Problem to solve – Return all lines with the word "stars" in them.

Material for the task –
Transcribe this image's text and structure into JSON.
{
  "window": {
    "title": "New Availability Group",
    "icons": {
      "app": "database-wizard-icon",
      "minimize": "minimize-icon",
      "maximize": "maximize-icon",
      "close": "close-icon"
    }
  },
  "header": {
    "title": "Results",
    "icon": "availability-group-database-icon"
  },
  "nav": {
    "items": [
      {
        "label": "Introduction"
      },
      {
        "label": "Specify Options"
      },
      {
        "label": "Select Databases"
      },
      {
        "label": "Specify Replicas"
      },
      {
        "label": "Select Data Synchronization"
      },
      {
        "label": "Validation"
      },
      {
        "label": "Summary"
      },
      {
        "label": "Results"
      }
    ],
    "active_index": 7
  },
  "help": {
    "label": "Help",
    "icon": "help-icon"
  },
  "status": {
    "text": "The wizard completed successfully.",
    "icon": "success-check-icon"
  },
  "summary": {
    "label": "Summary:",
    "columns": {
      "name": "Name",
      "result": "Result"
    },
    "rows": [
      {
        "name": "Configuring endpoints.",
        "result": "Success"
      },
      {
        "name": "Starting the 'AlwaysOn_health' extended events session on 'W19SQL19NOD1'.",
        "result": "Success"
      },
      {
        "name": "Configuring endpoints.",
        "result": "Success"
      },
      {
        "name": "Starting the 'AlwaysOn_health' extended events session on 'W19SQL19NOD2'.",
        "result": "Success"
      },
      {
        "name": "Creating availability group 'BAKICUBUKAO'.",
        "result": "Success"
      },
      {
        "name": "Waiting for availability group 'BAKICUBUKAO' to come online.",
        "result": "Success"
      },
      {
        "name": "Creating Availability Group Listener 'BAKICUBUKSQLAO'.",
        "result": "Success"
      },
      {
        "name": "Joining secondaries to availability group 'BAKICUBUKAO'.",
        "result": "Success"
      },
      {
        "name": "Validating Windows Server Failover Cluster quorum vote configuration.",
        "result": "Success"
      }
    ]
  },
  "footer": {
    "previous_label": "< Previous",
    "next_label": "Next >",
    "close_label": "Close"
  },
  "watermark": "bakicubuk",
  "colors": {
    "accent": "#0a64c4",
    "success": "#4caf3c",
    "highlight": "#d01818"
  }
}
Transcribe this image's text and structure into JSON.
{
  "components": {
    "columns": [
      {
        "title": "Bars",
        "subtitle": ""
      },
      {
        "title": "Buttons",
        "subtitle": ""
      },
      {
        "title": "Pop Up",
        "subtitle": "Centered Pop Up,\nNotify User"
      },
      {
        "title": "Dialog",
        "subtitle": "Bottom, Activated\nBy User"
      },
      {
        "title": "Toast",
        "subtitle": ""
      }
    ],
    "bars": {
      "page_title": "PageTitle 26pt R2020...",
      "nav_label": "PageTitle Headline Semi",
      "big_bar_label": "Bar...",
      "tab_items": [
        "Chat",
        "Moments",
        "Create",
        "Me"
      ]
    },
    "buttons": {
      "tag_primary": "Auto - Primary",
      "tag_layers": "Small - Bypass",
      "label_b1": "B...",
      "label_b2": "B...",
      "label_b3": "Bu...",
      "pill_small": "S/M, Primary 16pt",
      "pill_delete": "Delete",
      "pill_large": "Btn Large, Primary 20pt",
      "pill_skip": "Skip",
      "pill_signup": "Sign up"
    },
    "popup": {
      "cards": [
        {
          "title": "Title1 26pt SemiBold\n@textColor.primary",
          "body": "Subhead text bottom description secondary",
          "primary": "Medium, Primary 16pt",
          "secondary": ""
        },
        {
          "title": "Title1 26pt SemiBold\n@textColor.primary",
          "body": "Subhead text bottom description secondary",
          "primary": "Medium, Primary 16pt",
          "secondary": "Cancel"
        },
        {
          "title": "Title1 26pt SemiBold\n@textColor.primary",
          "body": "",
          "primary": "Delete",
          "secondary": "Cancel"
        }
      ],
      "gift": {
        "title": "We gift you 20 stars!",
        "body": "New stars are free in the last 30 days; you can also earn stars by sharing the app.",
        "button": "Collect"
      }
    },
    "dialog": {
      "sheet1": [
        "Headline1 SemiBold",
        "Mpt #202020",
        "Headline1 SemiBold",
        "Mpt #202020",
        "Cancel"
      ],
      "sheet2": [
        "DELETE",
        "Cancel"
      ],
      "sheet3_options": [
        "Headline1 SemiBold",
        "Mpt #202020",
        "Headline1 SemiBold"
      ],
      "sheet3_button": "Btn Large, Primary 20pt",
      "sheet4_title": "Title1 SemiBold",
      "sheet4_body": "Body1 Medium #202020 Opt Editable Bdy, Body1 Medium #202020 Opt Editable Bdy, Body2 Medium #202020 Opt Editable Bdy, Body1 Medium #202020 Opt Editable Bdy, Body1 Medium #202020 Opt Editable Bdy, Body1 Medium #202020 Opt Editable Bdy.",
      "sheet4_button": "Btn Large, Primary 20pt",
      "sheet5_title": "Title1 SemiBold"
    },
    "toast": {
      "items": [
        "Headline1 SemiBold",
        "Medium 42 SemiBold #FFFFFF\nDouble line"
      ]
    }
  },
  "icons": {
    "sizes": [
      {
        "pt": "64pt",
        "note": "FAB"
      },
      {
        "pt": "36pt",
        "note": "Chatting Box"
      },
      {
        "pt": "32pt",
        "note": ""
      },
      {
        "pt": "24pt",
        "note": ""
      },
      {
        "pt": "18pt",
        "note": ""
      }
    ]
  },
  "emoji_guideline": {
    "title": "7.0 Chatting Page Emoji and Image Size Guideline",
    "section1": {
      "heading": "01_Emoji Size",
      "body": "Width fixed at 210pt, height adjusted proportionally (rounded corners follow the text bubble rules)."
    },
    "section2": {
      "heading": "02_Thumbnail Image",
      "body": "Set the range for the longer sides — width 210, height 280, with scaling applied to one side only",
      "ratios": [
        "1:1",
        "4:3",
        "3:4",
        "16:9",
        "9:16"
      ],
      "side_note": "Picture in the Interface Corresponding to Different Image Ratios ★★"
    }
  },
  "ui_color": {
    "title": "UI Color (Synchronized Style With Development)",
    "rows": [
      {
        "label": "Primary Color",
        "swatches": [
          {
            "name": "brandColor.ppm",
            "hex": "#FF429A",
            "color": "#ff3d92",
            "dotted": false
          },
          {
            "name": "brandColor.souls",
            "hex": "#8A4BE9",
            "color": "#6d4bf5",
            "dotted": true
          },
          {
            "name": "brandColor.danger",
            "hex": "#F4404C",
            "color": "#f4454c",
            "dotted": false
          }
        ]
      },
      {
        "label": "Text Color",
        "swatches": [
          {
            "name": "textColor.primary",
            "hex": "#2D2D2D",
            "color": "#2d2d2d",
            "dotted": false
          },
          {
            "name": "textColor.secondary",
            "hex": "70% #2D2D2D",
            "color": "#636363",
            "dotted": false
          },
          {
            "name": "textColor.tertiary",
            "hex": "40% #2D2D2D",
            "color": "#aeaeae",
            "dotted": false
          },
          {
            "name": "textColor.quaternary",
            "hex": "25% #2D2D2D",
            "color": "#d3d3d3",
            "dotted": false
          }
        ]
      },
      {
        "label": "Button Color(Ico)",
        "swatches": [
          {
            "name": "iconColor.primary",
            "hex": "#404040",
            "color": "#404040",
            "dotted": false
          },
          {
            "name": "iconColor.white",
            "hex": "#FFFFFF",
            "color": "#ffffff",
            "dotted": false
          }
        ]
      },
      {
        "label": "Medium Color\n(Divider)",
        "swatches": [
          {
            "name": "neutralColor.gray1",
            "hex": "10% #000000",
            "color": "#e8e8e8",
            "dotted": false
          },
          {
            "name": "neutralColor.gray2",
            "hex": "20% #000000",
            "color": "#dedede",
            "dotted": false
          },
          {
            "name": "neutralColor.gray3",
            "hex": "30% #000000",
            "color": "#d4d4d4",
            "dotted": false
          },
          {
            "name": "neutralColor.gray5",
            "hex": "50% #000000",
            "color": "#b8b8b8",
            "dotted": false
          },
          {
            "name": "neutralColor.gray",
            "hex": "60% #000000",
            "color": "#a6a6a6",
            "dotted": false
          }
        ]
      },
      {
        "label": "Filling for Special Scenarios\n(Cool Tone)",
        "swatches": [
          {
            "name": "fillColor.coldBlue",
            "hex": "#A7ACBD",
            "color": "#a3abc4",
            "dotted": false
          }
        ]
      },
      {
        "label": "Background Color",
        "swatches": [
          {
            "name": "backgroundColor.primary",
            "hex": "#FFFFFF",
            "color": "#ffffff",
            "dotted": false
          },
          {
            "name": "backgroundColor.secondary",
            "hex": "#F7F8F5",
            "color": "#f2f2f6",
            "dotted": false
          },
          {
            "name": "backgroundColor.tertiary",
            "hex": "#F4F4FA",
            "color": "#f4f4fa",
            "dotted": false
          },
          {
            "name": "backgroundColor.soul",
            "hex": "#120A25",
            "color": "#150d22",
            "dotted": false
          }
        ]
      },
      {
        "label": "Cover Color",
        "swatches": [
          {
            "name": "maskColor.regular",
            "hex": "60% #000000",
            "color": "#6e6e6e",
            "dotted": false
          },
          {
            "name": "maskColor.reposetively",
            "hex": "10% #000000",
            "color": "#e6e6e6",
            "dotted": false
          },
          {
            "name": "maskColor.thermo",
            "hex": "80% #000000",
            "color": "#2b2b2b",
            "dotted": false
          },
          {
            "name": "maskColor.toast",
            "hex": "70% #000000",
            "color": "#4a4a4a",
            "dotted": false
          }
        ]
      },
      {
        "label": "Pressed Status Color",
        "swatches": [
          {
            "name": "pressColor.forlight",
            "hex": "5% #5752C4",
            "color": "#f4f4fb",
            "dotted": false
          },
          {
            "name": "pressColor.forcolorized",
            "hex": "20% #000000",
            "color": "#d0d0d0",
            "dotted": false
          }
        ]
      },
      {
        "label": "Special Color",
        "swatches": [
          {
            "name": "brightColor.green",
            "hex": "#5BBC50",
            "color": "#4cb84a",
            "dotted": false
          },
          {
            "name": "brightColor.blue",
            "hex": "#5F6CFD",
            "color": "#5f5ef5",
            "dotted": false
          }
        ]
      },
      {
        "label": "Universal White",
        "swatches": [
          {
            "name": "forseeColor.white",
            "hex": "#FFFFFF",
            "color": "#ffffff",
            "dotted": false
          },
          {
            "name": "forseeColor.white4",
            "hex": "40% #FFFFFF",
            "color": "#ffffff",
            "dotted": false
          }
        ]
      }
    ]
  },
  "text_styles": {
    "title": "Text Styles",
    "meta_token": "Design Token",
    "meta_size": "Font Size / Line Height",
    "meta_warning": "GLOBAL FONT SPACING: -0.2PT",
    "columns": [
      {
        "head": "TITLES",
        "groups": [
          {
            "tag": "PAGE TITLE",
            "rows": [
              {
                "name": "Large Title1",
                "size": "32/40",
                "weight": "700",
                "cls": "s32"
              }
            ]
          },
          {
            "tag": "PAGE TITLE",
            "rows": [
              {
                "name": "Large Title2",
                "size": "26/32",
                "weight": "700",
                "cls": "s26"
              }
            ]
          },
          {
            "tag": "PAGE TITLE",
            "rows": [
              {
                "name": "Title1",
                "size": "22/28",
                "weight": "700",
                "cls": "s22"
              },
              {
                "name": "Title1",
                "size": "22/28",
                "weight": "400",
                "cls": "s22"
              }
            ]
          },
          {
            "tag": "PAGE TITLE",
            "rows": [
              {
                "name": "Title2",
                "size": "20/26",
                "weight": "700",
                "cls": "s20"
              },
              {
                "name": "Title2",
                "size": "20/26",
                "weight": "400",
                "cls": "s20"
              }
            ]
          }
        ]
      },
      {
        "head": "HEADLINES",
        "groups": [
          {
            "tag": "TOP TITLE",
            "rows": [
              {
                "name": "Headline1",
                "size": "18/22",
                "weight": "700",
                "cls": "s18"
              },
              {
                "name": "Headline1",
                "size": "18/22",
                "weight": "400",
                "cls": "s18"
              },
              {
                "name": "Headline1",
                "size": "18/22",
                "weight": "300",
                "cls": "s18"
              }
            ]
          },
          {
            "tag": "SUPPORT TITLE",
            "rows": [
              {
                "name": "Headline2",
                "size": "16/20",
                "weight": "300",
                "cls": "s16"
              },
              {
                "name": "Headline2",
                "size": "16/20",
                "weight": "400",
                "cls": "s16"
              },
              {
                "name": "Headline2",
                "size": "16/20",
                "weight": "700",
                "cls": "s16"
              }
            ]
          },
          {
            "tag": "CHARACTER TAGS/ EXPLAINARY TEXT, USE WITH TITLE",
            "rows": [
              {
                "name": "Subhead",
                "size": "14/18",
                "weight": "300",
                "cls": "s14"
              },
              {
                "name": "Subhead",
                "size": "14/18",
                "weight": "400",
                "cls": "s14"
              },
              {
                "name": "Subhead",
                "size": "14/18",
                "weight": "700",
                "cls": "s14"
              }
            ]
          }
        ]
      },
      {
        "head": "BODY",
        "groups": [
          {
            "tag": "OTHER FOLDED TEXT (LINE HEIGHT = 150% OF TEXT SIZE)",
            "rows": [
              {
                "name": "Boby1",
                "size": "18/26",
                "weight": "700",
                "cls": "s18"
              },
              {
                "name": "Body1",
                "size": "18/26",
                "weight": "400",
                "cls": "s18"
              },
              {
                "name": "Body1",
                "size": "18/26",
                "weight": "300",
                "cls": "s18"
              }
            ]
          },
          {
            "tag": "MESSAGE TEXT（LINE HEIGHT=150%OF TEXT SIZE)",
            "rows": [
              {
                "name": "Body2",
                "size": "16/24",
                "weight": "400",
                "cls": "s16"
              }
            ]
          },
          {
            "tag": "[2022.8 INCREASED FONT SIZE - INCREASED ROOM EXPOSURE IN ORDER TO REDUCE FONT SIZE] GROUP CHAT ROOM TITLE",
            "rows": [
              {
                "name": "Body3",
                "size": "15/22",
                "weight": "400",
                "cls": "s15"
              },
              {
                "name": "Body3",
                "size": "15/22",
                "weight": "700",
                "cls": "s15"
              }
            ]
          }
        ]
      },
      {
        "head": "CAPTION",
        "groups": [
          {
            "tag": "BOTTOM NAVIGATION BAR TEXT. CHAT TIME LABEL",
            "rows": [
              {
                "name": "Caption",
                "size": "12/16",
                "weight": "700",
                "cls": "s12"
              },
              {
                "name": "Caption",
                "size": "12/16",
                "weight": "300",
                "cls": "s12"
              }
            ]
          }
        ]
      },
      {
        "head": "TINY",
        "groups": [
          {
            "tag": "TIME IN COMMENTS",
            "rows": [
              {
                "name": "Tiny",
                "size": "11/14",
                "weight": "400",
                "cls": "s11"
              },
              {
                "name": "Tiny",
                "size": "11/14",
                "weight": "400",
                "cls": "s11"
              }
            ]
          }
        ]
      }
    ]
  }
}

Exercise response –
        "title": "We gift you 20 stars!",
        "body": "New stars are free in the last 30 days; you can also earn stars by sharing the app.",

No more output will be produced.